(Collected data)
• • •
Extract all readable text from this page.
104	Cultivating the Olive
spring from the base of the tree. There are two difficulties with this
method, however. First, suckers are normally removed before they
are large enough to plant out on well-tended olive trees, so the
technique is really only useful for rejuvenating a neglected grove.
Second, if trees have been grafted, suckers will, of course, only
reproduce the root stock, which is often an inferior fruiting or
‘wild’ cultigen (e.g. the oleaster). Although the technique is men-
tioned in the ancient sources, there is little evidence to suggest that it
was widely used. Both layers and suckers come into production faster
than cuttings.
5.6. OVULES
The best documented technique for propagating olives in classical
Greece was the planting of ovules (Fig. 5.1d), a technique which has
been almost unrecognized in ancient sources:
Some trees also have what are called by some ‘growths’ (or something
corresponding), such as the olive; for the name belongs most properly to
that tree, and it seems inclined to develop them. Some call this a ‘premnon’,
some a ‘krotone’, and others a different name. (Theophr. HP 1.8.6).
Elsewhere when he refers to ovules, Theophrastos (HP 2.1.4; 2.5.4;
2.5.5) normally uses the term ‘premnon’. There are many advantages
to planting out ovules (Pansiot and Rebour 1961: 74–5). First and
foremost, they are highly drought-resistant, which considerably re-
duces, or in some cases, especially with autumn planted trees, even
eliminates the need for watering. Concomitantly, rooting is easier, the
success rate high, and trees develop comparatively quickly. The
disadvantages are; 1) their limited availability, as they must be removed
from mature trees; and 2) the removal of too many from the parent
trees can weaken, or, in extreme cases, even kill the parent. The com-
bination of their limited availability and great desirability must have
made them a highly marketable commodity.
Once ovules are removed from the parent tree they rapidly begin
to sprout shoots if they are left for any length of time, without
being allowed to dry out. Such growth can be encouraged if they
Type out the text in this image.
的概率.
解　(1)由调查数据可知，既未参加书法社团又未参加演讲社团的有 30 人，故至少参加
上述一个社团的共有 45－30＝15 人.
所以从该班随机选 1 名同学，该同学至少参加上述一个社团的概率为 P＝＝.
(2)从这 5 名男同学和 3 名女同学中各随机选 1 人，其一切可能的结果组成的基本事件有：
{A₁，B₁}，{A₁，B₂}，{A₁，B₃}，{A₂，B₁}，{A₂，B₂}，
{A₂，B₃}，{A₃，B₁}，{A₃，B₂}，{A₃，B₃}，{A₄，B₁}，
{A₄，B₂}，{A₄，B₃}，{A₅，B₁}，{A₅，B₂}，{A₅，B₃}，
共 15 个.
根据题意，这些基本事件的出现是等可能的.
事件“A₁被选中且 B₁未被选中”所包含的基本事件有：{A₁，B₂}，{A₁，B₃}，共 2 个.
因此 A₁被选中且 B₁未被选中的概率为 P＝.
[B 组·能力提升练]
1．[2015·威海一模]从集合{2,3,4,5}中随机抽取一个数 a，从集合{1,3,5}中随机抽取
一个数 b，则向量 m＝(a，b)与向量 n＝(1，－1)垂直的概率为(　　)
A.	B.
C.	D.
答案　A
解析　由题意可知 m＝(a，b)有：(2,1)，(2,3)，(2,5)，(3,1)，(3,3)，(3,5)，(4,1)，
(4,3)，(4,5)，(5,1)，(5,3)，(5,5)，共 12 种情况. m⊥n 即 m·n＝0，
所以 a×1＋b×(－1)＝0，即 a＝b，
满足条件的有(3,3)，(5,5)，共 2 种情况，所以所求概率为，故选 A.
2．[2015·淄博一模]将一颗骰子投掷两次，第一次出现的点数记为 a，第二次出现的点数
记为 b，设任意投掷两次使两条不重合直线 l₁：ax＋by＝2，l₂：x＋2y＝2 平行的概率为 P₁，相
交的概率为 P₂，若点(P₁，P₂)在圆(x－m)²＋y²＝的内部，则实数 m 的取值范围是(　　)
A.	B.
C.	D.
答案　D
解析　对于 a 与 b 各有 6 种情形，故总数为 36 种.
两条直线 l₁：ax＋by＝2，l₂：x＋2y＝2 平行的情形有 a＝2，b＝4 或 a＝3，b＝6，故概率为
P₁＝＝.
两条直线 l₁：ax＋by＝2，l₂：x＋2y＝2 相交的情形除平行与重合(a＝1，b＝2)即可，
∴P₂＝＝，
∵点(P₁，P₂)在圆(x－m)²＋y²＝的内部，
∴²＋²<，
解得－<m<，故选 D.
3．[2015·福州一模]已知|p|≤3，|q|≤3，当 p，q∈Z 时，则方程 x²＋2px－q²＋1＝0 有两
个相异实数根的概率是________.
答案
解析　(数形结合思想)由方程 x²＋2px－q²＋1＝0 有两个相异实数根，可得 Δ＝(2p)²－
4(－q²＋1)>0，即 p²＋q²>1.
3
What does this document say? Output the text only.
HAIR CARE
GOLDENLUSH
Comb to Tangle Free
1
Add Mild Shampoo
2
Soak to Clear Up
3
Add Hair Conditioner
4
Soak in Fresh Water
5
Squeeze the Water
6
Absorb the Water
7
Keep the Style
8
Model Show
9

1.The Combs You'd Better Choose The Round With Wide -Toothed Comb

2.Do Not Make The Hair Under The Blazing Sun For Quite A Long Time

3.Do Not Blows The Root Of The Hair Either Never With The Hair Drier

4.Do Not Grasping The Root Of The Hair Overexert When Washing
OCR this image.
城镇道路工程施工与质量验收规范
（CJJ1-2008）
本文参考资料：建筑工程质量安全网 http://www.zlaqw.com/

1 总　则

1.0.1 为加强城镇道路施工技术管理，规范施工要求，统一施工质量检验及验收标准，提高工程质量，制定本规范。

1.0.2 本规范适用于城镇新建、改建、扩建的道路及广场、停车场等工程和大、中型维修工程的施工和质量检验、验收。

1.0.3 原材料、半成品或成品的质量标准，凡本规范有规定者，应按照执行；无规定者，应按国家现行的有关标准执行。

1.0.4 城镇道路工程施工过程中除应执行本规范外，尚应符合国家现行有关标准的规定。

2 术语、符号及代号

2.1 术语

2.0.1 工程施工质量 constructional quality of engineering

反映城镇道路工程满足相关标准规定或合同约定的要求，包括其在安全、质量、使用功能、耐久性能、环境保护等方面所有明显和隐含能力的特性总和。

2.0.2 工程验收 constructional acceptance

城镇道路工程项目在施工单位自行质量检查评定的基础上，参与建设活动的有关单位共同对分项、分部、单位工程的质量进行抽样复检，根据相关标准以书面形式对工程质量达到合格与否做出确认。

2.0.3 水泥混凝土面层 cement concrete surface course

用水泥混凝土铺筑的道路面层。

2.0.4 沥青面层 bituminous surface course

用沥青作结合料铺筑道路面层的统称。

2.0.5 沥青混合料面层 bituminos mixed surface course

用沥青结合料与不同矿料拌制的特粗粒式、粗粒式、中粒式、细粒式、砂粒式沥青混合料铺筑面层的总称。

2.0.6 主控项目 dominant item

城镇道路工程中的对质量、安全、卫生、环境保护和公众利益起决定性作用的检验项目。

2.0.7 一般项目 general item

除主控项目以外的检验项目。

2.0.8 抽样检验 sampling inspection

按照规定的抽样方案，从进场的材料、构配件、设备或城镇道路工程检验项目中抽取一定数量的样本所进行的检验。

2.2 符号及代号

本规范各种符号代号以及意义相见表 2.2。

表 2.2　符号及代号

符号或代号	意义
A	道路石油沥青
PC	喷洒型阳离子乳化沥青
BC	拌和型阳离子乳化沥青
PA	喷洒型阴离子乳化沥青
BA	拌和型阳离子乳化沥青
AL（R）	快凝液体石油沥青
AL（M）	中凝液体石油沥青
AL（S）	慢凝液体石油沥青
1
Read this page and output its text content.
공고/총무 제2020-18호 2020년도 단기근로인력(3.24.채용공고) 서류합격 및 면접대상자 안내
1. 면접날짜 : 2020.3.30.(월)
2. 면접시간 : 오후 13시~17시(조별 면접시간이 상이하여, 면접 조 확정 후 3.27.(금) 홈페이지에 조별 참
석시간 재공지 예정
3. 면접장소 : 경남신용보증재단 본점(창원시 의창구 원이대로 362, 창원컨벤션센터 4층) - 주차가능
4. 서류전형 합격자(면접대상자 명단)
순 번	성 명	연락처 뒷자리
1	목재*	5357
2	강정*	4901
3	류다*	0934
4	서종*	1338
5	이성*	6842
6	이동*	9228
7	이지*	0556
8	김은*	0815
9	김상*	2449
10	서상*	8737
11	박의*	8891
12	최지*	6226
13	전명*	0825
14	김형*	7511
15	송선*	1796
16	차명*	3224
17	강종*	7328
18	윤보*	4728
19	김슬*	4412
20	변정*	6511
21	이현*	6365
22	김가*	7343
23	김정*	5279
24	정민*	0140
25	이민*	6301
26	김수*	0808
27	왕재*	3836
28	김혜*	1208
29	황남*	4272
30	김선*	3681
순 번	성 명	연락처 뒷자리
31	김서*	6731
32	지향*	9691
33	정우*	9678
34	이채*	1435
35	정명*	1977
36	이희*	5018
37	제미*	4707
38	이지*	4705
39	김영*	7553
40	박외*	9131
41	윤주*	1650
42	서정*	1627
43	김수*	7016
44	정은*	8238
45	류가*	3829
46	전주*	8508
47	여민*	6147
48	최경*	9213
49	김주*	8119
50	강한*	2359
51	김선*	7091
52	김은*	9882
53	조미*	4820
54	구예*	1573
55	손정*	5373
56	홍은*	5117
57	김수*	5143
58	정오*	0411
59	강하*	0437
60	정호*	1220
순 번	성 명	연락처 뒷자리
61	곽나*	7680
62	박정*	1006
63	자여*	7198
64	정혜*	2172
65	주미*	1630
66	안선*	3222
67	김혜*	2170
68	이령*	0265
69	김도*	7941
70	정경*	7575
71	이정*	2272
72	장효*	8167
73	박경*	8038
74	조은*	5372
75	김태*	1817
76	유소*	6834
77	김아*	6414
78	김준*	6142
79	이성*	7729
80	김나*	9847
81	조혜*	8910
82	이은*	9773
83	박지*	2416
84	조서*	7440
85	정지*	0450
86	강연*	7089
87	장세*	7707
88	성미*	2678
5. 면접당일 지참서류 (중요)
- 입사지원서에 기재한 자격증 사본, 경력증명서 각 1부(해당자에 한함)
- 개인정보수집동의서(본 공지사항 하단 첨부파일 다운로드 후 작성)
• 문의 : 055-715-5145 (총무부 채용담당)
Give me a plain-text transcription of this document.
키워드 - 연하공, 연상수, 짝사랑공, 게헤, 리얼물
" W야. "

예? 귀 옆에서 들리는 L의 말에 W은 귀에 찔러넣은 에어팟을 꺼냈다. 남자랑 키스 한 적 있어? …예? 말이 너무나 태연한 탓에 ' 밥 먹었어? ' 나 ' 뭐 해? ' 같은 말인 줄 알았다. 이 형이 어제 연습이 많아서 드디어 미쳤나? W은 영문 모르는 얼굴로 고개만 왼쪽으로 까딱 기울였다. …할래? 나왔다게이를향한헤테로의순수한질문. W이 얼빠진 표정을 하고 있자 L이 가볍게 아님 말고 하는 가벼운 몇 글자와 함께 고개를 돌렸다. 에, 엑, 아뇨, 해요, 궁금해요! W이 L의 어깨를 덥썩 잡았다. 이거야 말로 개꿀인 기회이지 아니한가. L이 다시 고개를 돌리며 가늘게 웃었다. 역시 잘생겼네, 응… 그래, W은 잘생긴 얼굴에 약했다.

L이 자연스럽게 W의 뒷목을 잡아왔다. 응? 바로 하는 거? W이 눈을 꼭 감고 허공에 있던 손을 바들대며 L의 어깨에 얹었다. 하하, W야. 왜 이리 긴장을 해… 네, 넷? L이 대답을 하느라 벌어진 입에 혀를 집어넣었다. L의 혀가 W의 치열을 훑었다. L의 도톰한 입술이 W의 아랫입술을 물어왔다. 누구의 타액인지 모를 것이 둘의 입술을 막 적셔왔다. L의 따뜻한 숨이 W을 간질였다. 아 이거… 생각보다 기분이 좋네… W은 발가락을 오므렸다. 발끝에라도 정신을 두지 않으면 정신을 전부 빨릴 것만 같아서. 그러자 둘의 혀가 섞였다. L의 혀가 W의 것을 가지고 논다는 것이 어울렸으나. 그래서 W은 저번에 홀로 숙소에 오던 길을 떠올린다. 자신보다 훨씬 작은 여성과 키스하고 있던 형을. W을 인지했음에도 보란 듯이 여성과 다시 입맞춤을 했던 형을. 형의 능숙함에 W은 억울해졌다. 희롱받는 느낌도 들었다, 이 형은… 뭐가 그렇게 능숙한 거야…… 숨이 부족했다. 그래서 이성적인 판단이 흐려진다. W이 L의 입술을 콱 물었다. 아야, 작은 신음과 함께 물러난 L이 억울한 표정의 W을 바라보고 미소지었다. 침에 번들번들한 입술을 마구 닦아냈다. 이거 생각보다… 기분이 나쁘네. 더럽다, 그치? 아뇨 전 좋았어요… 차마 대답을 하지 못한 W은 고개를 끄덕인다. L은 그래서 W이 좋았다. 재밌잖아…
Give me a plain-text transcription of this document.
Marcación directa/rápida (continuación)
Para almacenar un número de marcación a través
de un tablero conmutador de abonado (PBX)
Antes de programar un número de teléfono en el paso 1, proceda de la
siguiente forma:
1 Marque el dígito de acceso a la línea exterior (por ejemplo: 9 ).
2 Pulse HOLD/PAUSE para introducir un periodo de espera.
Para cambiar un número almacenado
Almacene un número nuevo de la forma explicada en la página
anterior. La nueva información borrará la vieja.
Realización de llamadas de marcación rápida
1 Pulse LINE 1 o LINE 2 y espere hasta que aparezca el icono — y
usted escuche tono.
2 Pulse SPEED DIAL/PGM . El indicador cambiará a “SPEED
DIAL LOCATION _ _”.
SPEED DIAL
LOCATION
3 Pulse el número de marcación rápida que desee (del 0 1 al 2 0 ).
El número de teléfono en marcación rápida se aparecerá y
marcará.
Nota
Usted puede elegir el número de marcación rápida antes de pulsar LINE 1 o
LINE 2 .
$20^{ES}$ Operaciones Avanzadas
• • •
What to work on — From the entries above, select each line containing the string "text".

Answer below —
Extract all readable text from this page.
Type out the text in this image.
What does this document say? Output the text only.
Read this page and output its text content.
Give me a plain-text transcription of this document.
Give me a plain-text transcription of this document.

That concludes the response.